» **GOAL OF THE EXERCISE**: In the material below, identify each line bearing the word "this". Reproduce those lines.

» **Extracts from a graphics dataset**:
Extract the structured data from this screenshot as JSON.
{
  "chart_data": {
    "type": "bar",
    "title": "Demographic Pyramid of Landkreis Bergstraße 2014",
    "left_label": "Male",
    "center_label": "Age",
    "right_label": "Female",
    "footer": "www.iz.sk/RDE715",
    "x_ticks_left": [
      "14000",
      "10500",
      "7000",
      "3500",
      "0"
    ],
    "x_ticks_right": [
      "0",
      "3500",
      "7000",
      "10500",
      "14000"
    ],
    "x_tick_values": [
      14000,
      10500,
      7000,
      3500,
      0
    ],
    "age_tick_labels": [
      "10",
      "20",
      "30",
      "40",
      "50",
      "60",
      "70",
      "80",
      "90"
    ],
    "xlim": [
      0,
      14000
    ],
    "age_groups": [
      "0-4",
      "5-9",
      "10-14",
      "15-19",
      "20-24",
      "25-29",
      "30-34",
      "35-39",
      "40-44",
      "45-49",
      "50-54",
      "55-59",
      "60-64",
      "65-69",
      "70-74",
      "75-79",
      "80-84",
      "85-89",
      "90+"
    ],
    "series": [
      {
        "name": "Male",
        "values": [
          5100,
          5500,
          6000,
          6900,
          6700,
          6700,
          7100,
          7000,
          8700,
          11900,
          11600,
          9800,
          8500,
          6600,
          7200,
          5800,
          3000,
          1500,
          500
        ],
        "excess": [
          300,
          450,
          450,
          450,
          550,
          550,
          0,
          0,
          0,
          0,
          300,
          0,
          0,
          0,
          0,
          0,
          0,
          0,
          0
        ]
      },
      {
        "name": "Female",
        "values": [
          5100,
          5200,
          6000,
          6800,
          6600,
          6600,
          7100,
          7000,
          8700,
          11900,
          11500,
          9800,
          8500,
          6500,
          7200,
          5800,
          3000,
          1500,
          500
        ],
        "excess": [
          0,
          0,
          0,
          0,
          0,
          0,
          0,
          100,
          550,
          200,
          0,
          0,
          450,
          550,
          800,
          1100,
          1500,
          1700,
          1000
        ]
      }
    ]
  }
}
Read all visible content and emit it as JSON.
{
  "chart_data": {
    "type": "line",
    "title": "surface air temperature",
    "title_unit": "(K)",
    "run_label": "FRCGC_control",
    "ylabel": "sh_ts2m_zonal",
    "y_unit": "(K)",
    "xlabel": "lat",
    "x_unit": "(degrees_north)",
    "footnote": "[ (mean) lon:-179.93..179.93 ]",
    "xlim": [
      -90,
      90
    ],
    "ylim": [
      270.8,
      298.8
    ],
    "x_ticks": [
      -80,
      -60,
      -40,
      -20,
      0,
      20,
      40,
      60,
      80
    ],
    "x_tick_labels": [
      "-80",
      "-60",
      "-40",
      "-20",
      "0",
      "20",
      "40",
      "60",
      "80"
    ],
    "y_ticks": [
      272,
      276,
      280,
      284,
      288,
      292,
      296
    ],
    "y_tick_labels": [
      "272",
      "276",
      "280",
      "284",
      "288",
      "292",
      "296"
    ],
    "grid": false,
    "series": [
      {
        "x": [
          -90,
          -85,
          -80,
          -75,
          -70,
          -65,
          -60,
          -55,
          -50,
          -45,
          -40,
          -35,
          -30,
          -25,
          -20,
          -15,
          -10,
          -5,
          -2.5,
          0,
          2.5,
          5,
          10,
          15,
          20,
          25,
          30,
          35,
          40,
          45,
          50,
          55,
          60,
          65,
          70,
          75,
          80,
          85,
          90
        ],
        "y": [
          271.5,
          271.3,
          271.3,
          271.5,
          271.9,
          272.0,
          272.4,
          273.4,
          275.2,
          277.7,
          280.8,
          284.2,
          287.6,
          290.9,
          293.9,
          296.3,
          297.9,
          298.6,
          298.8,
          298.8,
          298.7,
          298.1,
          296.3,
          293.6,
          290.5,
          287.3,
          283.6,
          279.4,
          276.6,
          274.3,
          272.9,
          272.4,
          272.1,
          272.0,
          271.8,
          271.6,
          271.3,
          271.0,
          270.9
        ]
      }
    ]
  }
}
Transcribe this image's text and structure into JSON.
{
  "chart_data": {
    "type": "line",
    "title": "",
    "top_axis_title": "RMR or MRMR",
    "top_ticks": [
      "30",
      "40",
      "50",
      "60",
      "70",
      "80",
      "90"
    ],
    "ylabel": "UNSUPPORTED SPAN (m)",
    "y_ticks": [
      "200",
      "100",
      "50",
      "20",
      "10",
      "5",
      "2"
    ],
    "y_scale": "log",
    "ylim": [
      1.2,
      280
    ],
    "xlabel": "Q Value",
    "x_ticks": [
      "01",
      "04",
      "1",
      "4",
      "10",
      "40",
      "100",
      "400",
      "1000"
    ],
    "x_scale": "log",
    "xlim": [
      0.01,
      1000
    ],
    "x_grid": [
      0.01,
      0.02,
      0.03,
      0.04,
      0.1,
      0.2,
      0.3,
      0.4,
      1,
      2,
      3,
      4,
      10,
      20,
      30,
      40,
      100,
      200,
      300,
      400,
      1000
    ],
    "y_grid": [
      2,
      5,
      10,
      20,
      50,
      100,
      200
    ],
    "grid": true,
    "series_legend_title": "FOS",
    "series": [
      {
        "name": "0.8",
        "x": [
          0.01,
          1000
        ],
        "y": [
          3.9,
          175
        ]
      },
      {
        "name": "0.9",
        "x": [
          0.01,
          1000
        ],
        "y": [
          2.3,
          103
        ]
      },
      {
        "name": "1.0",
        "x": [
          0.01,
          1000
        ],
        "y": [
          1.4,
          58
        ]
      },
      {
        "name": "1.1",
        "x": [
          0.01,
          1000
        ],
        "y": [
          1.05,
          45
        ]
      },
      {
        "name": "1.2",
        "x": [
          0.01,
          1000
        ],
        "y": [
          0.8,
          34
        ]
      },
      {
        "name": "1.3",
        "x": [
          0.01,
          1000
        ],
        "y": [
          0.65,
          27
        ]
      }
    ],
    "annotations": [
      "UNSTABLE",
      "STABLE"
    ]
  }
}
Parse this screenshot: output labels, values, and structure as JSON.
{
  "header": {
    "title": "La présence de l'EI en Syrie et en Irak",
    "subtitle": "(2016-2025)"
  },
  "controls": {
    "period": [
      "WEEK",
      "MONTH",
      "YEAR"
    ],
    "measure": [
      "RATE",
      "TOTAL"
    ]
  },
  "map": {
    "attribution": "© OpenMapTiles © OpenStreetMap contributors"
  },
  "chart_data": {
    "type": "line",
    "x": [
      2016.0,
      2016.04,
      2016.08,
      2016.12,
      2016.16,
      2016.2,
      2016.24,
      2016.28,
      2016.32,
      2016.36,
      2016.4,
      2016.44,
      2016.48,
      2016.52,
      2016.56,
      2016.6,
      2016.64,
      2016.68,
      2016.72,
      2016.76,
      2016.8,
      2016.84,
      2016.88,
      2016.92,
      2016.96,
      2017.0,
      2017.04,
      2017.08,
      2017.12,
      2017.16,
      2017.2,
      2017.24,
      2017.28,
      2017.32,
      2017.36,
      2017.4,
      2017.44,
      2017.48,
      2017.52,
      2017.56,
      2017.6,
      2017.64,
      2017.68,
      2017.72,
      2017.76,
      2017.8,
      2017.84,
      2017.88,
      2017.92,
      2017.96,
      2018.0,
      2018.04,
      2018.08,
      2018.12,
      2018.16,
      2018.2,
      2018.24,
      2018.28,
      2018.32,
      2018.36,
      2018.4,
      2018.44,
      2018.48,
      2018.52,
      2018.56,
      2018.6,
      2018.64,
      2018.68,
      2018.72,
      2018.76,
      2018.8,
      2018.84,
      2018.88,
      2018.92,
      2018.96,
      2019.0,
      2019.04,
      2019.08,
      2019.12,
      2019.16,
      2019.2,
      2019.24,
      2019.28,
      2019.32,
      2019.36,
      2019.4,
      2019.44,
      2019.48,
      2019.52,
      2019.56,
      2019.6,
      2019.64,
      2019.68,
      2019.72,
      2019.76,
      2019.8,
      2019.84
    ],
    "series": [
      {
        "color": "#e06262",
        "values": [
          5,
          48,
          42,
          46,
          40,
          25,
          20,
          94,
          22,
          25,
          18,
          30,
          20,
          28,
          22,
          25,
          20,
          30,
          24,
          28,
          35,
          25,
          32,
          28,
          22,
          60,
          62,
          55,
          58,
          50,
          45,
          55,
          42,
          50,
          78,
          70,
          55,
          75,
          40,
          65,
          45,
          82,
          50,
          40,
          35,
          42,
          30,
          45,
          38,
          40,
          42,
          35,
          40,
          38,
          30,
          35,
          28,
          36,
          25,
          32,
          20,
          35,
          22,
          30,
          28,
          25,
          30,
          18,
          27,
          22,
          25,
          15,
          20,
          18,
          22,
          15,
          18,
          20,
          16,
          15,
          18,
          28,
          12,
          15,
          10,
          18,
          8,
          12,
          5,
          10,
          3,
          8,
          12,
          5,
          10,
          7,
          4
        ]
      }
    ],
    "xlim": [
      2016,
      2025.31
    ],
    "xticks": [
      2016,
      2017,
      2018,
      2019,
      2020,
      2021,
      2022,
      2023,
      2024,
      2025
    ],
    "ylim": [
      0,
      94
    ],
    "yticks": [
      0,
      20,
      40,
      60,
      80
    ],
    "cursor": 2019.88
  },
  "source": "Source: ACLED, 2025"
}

» **EXERCISE SOLUTION**:
Extract the structured data from this screenshot as JSON.
Transcribe this image's text and structure into JSON.
Parse this screenshot: output labels, values, and structure as JSON.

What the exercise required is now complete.